Text section -
=====
However, this isn’t the end of the issue between the DPC and X, who is now asking the European Data Protection Board (EDPB), the EU body in charge of enforcing the bloc’s privacy laws, to decide whether the platform did breach any.
Dale Sutherland, Ireland’s data commissioner, said in a statement that he wants the EDPB to consider a “proactive, effective and consistent Europe-wide regulation,” about AI companies using social media posts to train their models.
‘Unwarranted and unjustified’
This is the latest setback for Elon Musk and his two companies, X and xAI, the company behind Grok.
The European Centre for Digital Rights (monikered “none of your business”) launched another nine complaints in August against xAI for allegedly breaching 16 articles of the EU’s privacy laws.
Euronews reached out to X and xAI but did not receive an immediate reply.
In an August 8 post from their Global Governance Affairs team, X called the DPC’s order “unwarranted, overboard and singles out X without any justification”.
=====
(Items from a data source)
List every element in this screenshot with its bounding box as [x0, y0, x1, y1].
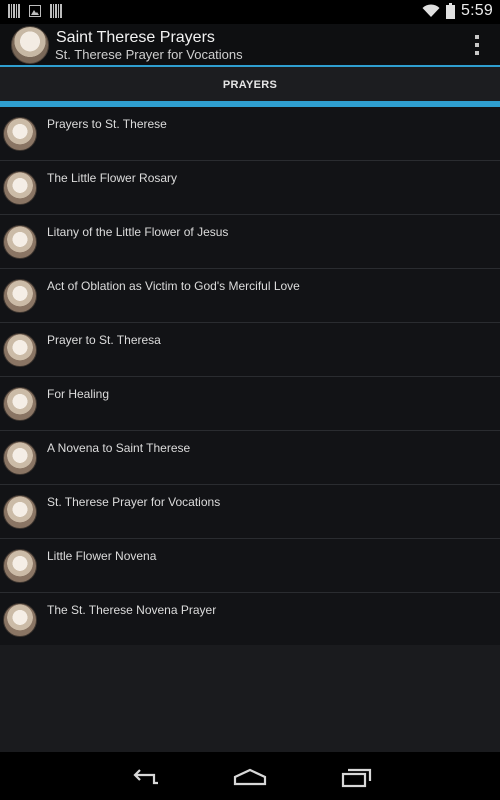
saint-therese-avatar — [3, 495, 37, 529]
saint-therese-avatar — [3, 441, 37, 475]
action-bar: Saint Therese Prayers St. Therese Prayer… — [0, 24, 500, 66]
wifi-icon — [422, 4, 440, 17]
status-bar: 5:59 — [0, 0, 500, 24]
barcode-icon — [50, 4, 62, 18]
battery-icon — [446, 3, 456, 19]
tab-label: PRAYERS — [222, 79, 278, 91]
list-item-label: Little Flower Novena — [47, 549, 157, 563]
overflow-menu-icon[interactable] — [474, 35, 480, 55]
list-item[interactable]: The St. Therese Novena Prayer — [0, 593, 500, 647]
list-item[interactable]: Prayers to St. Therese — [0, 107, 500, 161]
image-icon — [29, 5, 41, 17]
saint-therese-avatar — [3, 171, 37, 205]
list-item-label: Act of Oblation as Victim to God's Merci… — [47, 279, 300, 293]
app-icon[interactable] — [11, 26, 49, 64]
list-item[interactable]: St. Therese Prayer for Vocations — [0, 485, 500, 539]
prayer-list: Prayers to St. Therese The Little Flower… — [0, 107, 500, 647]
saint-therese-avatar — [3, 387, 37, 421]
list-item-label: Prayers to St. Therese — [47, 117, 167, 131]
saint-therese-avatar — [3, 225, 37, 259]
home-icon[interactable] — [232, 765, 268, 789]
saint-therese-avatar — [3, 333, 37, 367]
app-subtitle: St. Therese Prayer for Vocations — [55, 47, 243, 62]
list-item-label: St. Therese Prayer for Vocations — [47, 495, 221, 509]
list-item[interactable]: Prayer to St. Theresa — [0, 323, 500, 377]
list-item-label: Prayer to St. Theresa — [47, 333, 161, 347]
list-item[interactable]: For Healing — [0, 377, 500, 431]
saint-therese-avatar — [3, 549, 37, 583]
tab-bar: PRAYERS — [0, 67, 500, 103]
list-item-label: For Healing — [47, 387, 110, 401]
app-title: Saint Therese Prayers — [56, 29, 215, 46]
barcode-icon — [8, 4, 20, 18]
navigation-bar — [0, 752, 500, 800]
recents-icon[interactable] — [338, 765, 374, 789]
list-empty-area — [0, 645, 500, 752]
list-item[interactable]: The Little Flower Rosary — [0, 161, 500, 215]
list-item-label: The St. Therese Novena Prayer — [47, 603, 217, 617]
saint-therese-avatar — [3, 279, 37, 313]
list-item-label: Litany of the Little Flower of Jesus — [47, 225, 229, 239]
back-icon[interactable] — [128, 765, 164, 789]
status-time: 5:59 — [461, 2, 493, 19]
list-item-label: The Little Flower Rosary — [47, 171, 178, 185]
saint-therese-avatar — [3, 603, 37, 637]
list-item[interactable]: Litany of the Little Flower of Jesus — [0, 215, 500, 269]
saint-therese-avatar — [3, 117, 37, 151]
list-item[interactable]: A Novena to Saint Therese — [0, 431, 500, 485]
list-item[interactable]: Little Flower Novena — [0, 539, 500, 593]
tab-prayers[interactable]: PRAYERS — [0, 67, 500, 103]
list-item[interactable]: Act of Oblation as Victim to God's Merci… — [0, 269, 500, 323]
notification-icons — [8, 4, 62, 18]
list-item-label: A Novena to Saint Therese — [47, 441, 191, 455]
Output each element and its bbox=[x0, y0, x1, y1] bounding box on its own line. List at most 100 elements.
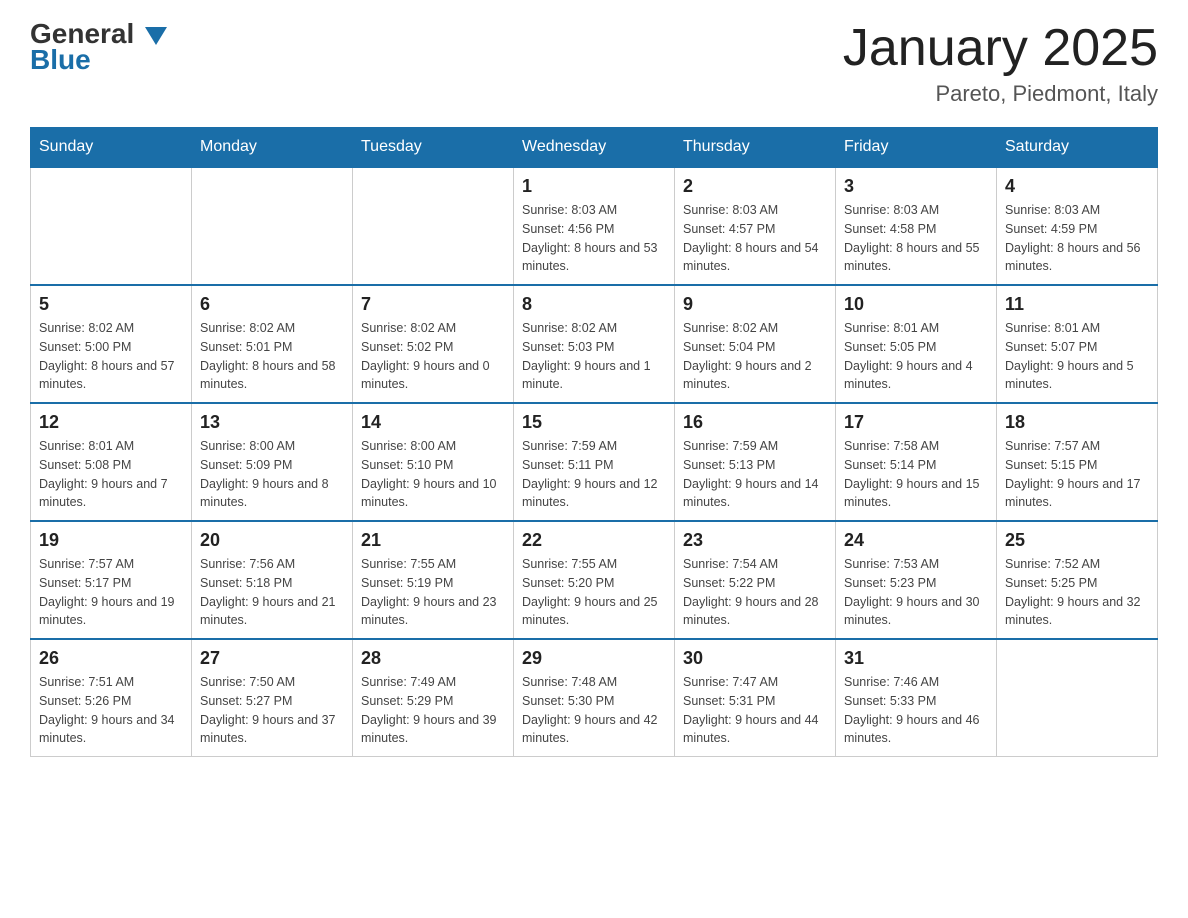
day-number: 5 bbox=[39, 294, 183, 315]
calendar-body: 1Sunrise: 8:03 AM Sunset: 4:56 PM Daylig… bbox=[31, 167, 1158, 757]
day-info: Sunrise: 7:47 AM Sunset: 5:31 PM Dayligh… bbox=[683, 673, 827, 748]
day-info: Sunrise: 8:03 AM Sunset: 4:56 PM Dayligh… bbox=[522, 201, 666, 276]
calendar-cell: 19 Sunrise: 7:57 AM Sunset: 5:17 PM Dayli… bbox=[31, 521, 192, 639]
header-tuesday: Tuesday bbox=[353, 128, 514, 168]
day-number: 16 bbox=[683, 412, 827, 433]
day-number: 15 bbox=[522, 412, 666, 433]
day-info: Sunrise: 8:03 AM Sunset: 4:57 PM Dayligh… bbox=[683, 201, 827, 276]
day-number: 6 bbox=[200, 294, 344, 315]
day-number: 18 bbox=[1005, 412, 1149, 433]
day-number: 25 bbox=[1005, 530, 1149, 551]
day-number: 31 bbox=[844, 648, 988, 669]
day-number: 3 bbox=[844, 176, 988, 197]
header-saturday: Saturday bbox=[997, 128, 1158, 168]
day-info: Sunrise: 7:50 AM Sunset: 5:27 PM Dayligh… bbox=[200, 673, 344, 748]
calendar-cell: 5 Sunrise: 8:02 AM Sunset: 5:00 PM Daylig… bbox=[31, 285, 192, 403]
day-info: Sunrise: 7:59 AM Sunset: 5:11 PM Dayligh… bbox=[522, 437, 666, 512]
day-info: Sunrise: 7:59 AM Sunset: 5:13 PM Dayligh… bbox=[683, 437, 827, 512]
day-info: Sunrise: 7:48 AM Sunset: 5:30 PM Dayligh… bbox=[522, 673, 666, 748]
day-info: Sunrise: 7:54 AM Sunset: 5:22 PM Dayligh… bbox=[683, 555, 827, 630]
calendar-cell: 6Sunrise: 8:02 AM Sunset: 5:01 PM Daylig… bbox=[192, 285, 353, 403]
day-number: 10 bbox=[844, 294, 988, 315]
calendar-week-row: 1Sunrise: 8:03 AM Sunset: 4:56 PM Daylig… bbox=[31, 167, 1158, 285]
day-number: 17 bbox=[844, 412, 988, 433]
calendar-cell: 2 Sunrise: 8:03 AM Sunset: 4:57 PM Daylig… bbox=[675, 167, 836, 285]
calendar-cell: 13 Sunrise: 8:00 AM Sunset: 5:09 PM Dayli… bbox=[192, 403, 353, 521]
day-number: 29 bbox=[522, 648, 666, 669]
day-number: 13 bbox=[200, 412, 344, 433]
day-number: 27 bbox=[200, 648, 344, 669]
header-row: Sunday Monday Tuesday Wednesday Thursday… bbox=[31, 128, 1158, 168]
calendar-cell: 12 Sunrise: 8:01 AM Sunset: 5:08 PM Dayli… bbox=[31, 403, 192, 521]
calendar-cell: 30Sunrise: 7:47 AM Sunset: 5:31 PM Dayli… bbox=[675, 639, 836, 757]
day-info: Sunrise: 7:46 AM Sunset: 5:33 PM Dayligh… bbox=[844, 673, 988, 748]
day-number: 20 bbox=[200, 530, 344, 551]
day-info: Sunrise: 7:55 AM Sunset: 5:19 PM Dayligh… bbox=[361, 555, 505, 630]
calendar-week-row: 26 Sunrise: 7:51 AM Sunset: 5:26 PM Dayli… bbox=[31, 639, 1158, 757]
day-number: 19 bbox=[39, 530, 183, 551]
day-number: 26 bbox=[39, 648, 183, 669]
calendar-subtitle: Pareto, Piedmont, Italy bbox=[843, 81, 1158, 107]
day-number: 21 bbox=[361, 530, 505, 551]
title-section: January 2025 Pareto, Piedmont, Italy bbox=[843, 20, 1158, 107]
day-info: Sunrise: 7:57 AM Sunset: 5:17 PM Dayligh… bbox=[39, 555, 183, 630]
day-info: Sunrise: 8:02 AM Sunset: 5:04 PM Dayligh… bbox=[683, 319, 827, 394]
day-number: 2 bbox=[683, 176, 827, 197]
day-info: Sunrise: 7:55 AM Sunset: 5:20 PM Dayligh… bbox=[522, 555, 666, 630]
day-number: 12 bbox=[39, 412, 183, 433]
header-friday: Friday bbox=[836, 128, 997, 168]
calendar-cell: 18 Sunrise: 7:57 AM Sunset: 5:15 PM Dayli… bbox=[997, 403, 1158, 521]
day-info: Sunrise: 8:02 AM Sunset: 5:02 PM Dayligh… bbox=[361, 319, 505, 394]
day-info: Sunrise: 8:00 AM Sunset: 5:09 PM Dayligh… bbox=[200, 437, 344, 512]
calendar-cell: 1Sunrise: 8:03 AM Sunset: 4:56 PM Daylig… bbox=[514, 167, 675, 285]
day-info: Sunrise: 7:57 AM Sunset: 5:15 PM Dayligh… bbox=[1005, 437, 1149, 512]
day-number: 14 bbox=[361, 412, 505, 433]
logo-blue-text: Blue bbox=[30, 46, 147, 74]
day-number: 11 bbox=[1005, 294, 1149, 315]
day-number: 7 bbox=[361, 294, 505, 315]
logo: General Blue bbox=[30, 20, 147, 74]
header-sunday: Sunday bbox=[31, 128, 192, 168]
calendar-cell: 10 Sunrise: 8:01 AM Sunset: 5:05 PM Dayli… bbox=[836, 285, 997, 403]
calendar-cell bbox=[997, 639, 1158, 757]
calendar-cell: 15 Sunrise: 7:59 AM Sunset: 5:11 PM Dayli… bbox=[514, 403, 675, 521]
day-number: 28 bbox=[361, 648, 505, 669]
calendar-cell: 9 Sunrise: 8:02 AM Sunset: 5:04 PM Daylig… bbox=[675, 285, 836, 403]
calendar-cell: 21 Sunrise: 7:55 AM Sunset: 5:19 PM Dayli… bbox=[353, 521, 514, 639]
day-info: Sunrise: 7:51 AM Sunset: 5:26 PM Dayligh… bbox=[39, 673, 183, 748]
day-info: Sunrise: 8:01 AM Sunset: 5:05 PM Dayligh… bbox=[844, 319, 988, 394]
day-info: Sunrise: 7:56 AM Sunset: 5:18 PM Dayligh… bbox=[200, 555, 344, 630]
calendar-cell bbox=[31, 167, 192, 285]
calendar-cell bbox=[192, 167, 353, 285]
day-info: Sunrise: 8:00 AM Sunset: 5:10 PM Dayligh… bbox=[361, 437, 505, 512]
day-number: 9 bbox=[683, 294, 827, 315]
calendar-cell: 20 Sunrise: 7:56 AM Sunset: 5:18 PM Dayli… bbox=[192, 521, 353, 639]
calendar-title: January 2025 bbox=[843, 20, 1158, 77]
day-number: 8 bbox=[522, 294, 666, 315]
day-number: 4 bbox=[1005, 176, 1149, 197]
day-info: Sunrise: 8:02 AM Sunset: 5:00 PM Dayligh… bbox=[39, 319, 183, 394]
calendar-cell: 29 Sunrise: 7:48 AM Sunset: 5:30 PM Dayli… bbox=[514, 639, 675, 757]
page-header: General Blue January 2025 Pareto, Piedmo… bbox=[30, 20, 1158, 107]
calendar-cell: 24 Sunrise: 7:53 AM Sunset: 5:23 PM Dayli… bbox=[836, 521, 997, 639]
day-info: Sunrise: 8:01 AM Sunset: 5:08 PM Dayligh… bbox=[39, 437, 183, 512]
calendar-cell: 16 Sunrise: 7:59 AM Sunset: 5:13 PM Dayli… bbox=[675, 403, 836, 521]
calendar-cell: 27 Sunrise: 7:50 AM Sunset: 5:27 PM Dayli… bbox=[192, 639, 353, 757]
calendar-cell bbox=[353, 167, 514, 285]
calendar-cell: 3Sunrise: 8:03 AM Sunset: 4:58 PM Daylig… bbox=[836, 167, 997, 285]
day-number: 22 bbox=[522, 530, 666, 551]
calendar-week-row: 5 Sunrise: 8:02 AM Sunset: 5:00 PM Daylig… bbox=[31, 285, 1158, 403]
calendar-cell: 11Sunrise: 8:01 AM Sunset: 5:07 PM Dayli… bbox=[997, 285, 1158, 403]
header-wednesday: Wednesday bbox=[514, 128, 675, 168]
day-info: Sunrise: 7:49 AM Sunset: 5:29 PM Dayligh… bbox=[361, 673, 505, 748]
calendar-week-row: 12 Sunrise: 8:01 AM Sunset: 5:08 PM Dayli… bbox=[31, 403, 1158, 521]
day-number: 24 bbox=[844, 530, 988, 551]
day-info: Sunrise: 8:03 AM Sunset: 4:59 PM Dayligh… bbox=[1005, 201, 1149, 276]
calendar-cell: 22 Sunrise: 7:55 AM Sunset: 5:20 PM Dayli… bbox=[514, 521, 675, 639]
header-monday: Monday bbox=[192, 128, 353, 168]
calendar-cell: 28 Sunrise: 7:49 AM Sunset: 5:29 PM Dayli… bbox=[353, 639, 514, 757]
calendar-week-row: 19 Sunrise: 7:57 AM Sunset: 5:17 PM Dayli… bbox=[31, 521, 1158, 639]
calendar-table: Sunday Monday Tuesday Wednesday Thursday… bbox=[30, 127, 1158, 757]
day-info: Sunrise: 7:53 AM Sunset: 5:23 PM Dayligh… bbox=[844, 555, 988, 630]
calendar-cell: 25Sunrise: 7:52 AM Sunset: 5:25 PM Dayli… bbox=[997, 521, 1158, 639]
=====
Set tasks -
1) List every organization named in the text about X and the DPC, leaving out teams within them.
2) Write what comes next in the text about X and the DPC, picking up after its last sentence.
The rows have no connection to the text.

Answers provided -
1) The DPC, X, the European Data Protection Board (EDPB), xAI, the European Centre for Digital Rights, and Euronews.

2)
“While many companies continue to scrape the web to train AI models with no regards for user privacy, X has done everything it can to give users more control over their data,” it continued.
X said in August they would challenge the DPC’s initial complaint with “all available avenues,” but it’s not clear what option, if any, it has chosen.
The EDPB has one month to adopt a decision by a two-thirds majority from a case’s referral date, according to their website.
X could be fined up to 4 per cent of global income to a maximum of €20 million or a permanent ban on data collection if the EDPB finds they have violated the EU’s privacy laws.